=== Problem details ===
Quote the records below in full, exactly as given, with the images taken out.

=== Data excerpts ===

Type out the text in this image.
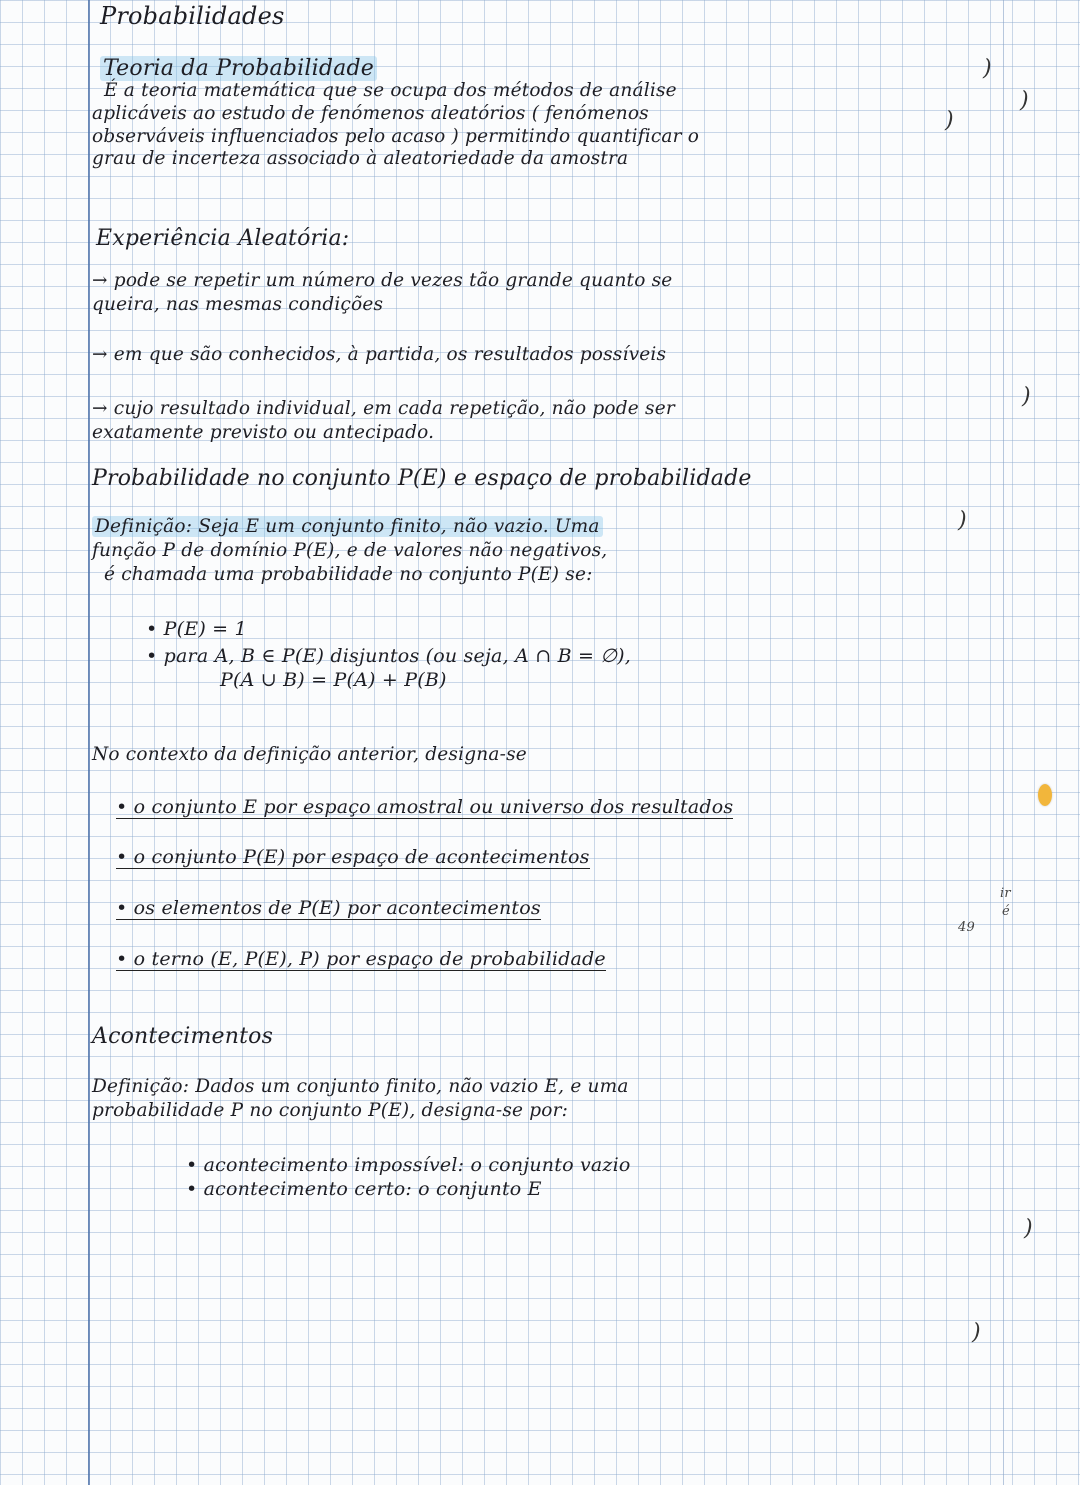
Probabilidades
Teoria da Probabilidade
É a teoria matemática que se ocupa dos métodos de análise
aplicáveis ao estudo de fenómenos aleatórios ( fenómenos
observáveis influenciados pelo acaso ) permitindo quantificar o
grau de incerteza associado à aleatoriedade da amostra
Experiência Aleatória:
→ pode se repetir um número de vezes tão grande quanto se
queira, nas mesmas condições
→ em que são conhecidos, à partida, os resultados possíveis
→ cujo resultado individual, em cada repetição, não pode ser
exatamente previsto ou antecipado.
Probabilidade no conjunto P(E) e espaço de probabilidade
Definição: Seja E um conjunto finito, não vazio. Uma
função P de domínio P(E), e de valores não negativos,
é chamada uma probabilidade no conjunto P(E) se:
• P(E) = 1
• para A, B ∈ P(E) disjuntos (ou seja, A ∩ B = ∅),
P(A ∪ B) = P(A) + P(B)
No contexto da definição anterior, designa-se
• o conjunto E por espaço amostral ou universo dos resultados
• o conjunto P(E) por espaço de acontecimentos
• os elementos de P(E) por acontecimentos
• o terno (E, P(E), P) por espaço de probabilidade
Acontecimentos
Definição: Dados um conjunto finito, não vazio E, e uma
probabilidade P no conjunto P(E), designa-se por:
• acontecimento impossível: o conjunto vazio
• acontecimento certo: o conjunto E
)
)
)
)
)
)
)
49
ir
é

=== Exercise answer ===
Type out the text in this image.
Probabilidades
Teoria da Probabilidade
É a teoria matemática que se ocupa dos métodos de análise
aplicáveis ao estudo de fenómenos aleatórios ( fenómenos
observáveis influenciados pelo acaso ) permitindo quantificar o
grau de incerteza associado à aleatoriedade da amostra
Experiência Aleatória:
→ pode se repetir um número de vezes tão grande quanto se
queira, nas mesmas condições
→ em que são conhecidos, à partida, os resultados possíveis
→ cujo resultado individual, em cada repetição, não pode ser
exatamente previsto ou antecipado.
Probabilidade no conjunto P(E) e espaço de probabilidade
Definição: Seja E um conjunto finito, não vazio. Uma
função P de domínio P(E), e de valores não negativos,
é chamada uma probabilidade no conjunto P(E) se:
• P(E) = 1
• para A, B ∈ P(E) disjuntos (ou seja, A ∩ B = ∅),
P(A ∪ B) = P(A) + P(B)
No contexto da definição anterior, designa-se
• o conjunto E por espaço amostral ou universo dos resultados
• o conjunto P(E) por espaço de acontecimentos
• os elementos de P(E) por acontecimentos
• o terno (E, P(E), P) por espaço de probabilidade
Acontecimentos
Definição: Dados um conjunto finito, não vazio E, e uma
probabilidade P no conjunto P(E), designa-se por:
• acontecimento impossível: o conjunto vazio
• acontecimento certo: o conjunto E
)
)
)
)
)
)
)
49
ir
é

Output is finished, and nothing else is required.